What is needed — Reproduce the following items line for line, without the pictures.

[Element boundary records]
* start *
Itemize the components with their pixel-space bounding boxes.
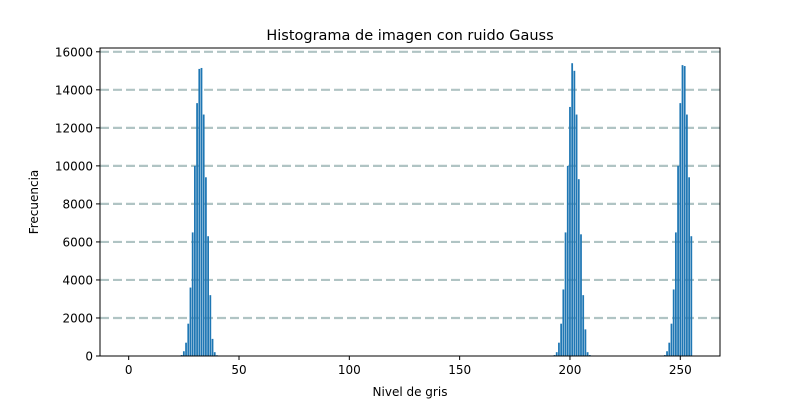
y-tick-label: 16000 bbox=[55, 45, 93, 59]
x-tick-label: 100 bbox=[338, 363, 361, 377]
bar bbox=[202, 114, 205, 356]
bar bbox=[213, 352, 216, 356]
bar bbox=[690, 236, 693, 356]
bar bbox=[670, 323, 673, 356]
bar bbox=[681, 65, 684, 356]
x-tick-label: 0 bbox=[125, 363, 133, 377]
bar bbox=[560, 323, 563, 356]
bar bbox=[672, 289, 675, 356]
bar bbox=[182, 351, 185, 356]
bar bbox=[571, 63, 574, 357]
bar bbox=[566, 165, 569, 356]
bar bbox=[196, 103, 198, 356]
chart-title: Histograma de imagen con ruido Gauss bbox=[266, 28, 553, 44]
bar bbox=[582, 295, 585, 356]
bar bbox=[666, 351, 668, 356]
bar bbox=[575, 114, 578, 356]
bar bbox=[191, 232, 194, 356]
y-tick-label: 2000 bbox=[62, 311, 93, 325]
bar bbox=[562, 289, 565, 356]
bar bbox=[580, 234, 582, 356]
x-axis-label: Nivel de gris bbox=[373, 385, 448, 399]
bar bbox=[564, 232, 567, 356]
bar bbox=[558, 342, 560, 356]
y-axis-ticks: 0 2000 4000 6000 8000 10000 12000 14000 16000 bbox=[55, 45, 100, 364]
bar bbox=[569, 106, 571, 357]
bar bbox=[200, 67, 203, 357]
y-tick-label: 6000 bbox=[62, 235, 93, 249]
x-tick-label: 50 bbox=[231, 363, 246, 377]
bar bbox=[189, 287, 192, 356]
bar bbox=[586, 352, 589, 356]
bar bbox=[209, 295, 212, 356]
y-tick-label: 0 bbox=[85, 350, 93, 364]
bar bbox=[205, 177, 207, 356]
x-tick-label: 250 bbox=[669, 363, 692, 377]
y-tick-label: 8000 bbox=[62, 197, 93, 211]
plot-frame bbox=[99, 47, 721, 357]
x-tick-label: 150 bbox=[448, 363, 471, 377]
bar bbox=[584, 329, 587, 356]
bar bbox=[679, 103, 682, 356]
bar bbox=[577, 179, 580, 356]
bar bbox=[573, 70, 576, 356]
y-tick-label: 14000 bbox=[55, 83, 93, 97]
bars bbox=[180, 63, 693, 357]
bar bbox=[187, 323, 190, 356]
bar bbox=[555, 352, 558, 356]
bar bbox=[207, 236, 209, 356]
bar bbox=[686, 114, 688, 356]
bar bbox=[211, 338, 214, 356]
bar bbox=[688, 177, 690, 356]
bar bbox=[185, 342, 187, 356]
bar bbox=[198, 68, 201, 357]
x-axis-ticks: 0 50 100 150 200 250 bbox=[125, 356, 692, 377]
bar bbox=[674, 232, 677, 356]
y-tick-label: 4000 bbox=[62, 273, 93, 287]
bar bbox=[683, 66, 686, 356]
bar bbox=[193, 165, 196, 356]
x-tick-label: 200 bbox=[559, 363, 582, 377]
y-tick-label: 12000 bbox=[55, 121, 93, 135]
y-axis-label: Frecuencia bbox=[27, 170, 41, 235]
bar bbox=[677, 165, 679, 356]
y-tick-label: 10000 bbox=[55, 159, 93, 173]
bar bbox=[668, 342, 671, 356]
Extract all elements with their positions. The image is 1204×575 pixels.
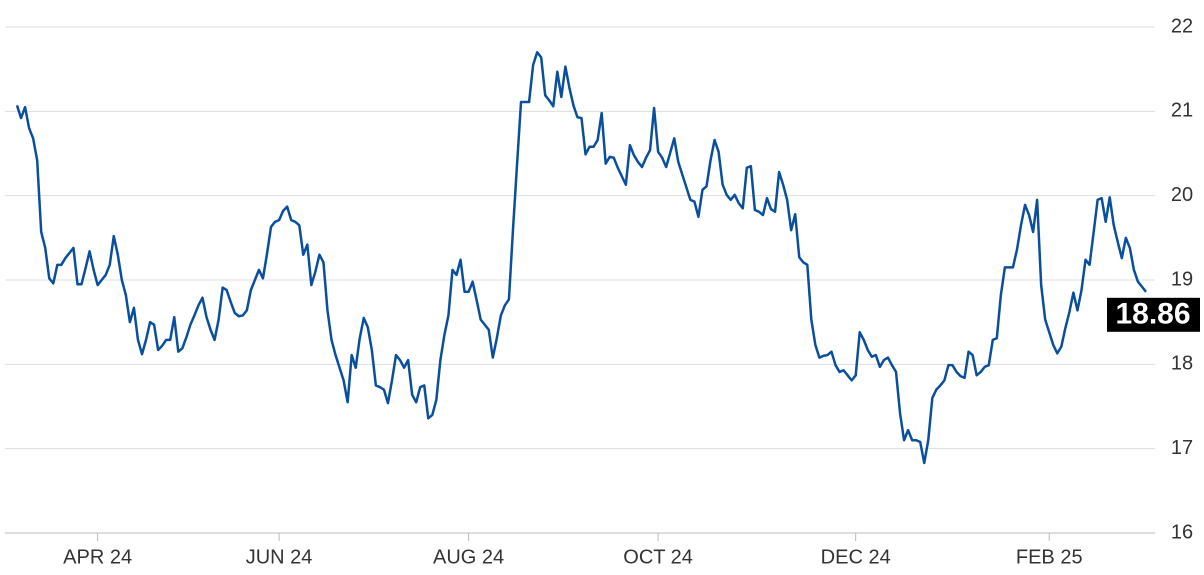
- y-tick-label: 21: [1171, 100, 1193, 122]
- price-line: [15, 51, 1147, 465]
- x-tick-label: JUN 24: [246, 546, 313, 568]
- y-tick-label: 19: [1171, 268, 1193, 290]
- y-tick-label: 16: [1171, 521, 1193, 543]
- y-tick-label: 17: [1171, 437, 1193, 459]
- y-tick-label: 22: [1171, 15, 1193, 37]
- last-value-label: 18.86: [1115, 298, 1190, 331]
- x-tick-label: OCT 24: [623, 546, 693, 568]
- x-tick-label: AUG 24: [433, 546, 504, 568]
- x-tick-label: DEC 24: [821, 546, 891, 568]
- x-tick-label: FEB 25: [1016, 546, 1083, 568]
- x-tick-label: APR 24: [63, 546, 132, 568]
- y-tick-label: 20: [1171, 184, 1193, 206]
- last-value-box: [1107, 297, 1200, 332]
- y-tick-label: 18: [1171, 353, 1193, 375]
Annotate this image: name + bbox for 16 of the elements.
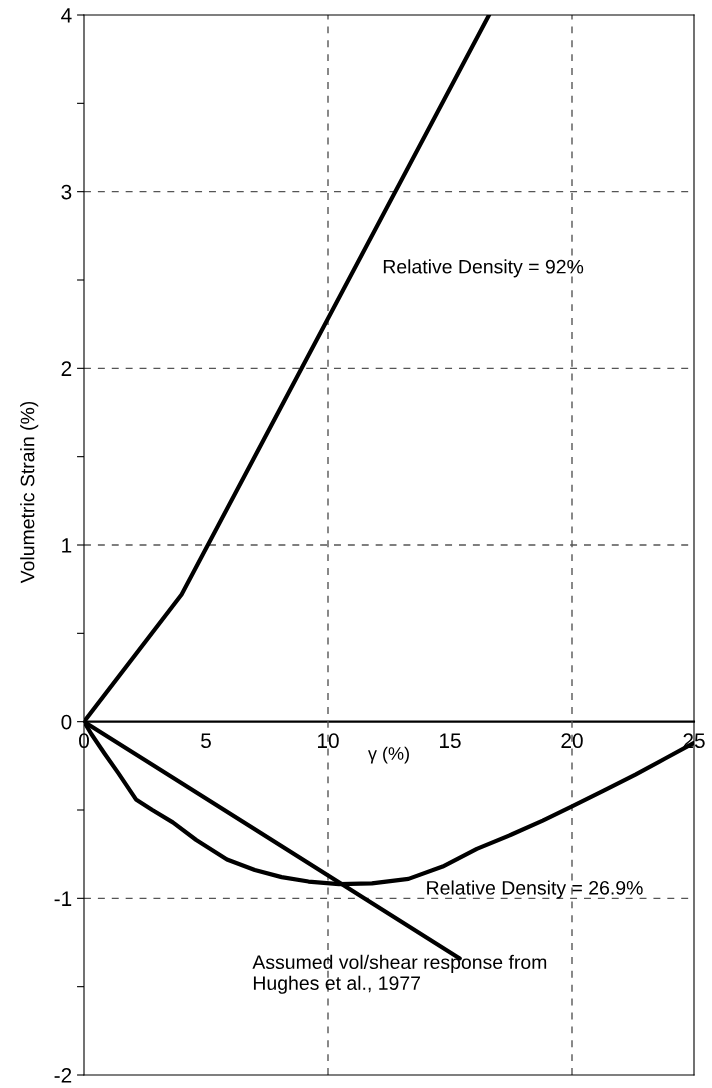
series-label: Relative Density = 92%: [383, 259, 584, 278]
y-tick-label: 4: [61, 8, 72, 23]
series-label: Relative Density = 26.9%: [427, 880, 643, 899]
x-tick-label: 10: [318, 733, 339, 749]
y-tick-label: 3: [61, 184, 72, 200]
y-tick-label: 0: [61, 714, 72, 730]
y-axis-title: Volumetric Strain (%): [20, 401, 39, 584]
y-tick-label: -2: [54, 1068, 72, 1083]
y-tick-label: -1: [54, 891, 72, 906]
text: Assumed vol/shear response from Hughes et al., 1977: [252, 954, 547, 994]
y-tick-label: 1: [62, 538, 72, 553]
x-tick-label: 15: [440, 733, 461, 749]
x-tick-label: 20: [561, 733, 583, 749]
x-tick-label: 5: [201, 733, 211, 749]
y-tick-label: 2: [61, 361, 72, 376]
x-axis-title: γ (%): [368, 746, 409, 764]
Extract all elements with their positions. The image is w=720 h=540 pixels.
* end *
Output of the exercise —
Itemize the components with their pixel-space bounding boxes.
y-tick-label: 16000 bbox=[55, 45, 93, 59]
x-tick-label: 100 bbox=[338, 363, 361, 377]
bar bbox=[202, 114, 205, 356]
bar bbox=[213, 352, 216, 356]
bar bbox=[690, 236, 693, 356]
bar bbox=[670, 323, 673, 356]
bar bbox=[681, 65, 684, 356]
x-tick-label: 0 bbox=[125, 363, 133, 377]
bar bbox=[560, 323, 563, 356]
bar bbox=[672, 289, 675, 356]
bar bbox=[182, 351, 185, 356]
bar bbox=[571, 63, 574, 357]
bar bbox=[566, 165, 569, 356]
bar bbox=[196, 103, 198, 356]
chart-title: Histograma de imagen con ruido Gauss bbox=[266, 28, 553, 44]
bar bbox=[582, 295, 585, 356]
bar bbox=[666, 351, 668, 356]
bar bbox=[575, 114, 578, 356]
bar bbox=[191, 232, 194, 356]
y-tick-label: 2000 bbox=[62, 311, 93, 325]
bar bbox=[562, 289, 565, 356]
bar bbox=[580, 234, 582, 356]
x-axis-label: Nivel de gris bbox=[373, 385, 448, 399]
bar bbox=[564, 232, 567, 356]
bar bbox=[558, 342, 560, 356]
y-axis-ticks: 0 2000 4000 6000 8000 10000 12000 14000 16000 bbox=[55, 45, 100, 364]
bar bbox=[569, 106, 571, 357]
bar bbox=[200, 67, 203, 357]
y-tick-label: 6000 bbox=[62, 235, 93, 249]
x-tick-label: 50 bbox=[231, 363, 246, 377]
bar bbox=[189, 287, 192, 356]
bar bbox=[586, 352, 589, 356]
bar bbox=[209, 295, 212, 356]
y-tick-label: 0 bbox=[85, 350, 93, 364]
bar bbox=[205, 177, 207, 356]
x-tick-label: 250 bbox=[669, 363, 692, 377]
y-tick-label: 8000 bbox=[62, 197, 93, 211]
plot-frame bbox=[99, 47, 721, 357]
x-tick-label: 150 bbox=[448, 363, 471, 377]
bar bbox=[584, 329, 587, 356]
bar bbox=[679, 103, 682, 356]
bar bbox=[577, 179, 580, 356]
bar bbox=[573, 70, 576, 356]
y-tick-label: 14000 bbox=[55, 83, 93, 97]
bars bbox=[180, 63, 693, 357]
bar bbox=[187, 323, 190, 356]
bar bbox=[555, 352, 558, 356]
bar bbox=[207, 236, 209, 356]
bar bbox=[686, 114, 688, 356]
bar bbox=[211, 338, 214, 356]
bar bbox=[688, 177, 690, 356]
bar bbox=[185, 342, 187, 356]
bar bbox=[198, 68, 201, 357]
x-axis-ticks: 0 50 100 150 200 250 bbox=[125, 356, 692, 377]
bar bbox=[674, 232, 677, 356]
y-tick-label: 4000 bbox=[62, 273, 93, 287]
bar bbox=[683, 66, 686, 356]
bar bbox=[193, 165, 196, 356]
x-tick-label: 200 bbox=[559, 363, 582, 377]
y-tick-label: 12000 bbox=[55, 121, 93, 135]
y-axis-label: Frecuencia bbox=[27, 170, 41, 235]
bar bbox=[677, 165, 679, 356]
y-tick-label: 10000 bbox=[55, 159, 93, 173]
bar bbox=[668, 342, 671, 356]
Extract all elements with their positions. The image is 1204×575 pixels.
- y-tick-label: 21: [1171, 100, 1193, 122]
- price-line: [15, 51, 1147, 465]
- x-tick-label: JUN 24: [246, 546, 313, 568]
- y-tick-label: 19: [1171, 268, 1193, 290]
- y-tick-label: 16: [1171, 521, 1193, 543]
- y-tick-label: 17: [1171, 437, 1193, 459]
- y-tick-label: 22: [1171, 15, 1193, 37]
- last-value-label: 18.86: [1115, 298, 1190, 331]
- x-tick-label: OCT 24: [623, 546, 693, 568]
- x-tick-label: AUG 24: [433, 546, 504, 568]
- x-tick-label: DEC 24: [821, 546, 891, 568]
- x-tick-label: FEB 25: [1016, 546, 1083, 568]
- x-tick-label: APR 24: [63, 546, 132, 568]
- y-tick-label: 20: [1171, 184, 1193, 206]
- last-value-box: [1107, 297, 1200, 332]
- y-tick-label: 18: [1171, 353, 1193, 375]
Annotate this image: name + bbox for 16 of the elements.
series-label: Relative Density = 92%: [383, 259, 584, 278]
y-tick-label: 4: [61, 8, 72, 23]
series-label: Relative Density = 26.9%: [427, 880, 643, 899]
x-tick-label: 10: [318, 733, 339, 749]
y-tick-label: 3: [61, 184, 72, 200]
y-tick-label: 0: [61, 714, 72, 730]
y-axis-title: Volumetric Strain (%): [20, 401, 39, 584]
y-tick-label: -2: [54, 1068, 72, 1083]
y-tick-label: -1: [54, 891, 72, 906]
text: Assumed vol/shear response from Hughes et al., 1977: [252, 954, 547, 994]
y-tick-label: 1: [62, 538, 72, 553]
x-tick-label: 15: [440, 733, 461, 749]
x-tick-label: 20: [561, 733, 583, 749]
x-tick-label: 5: [201, 733, 211, 749]
y-tick-label: 2: [61, 361, 72, 376]
x-axis-title: γ (%): [368, 746, 409, 764]
Extract all elements with their positions. The image is w=720 h=540 pixels.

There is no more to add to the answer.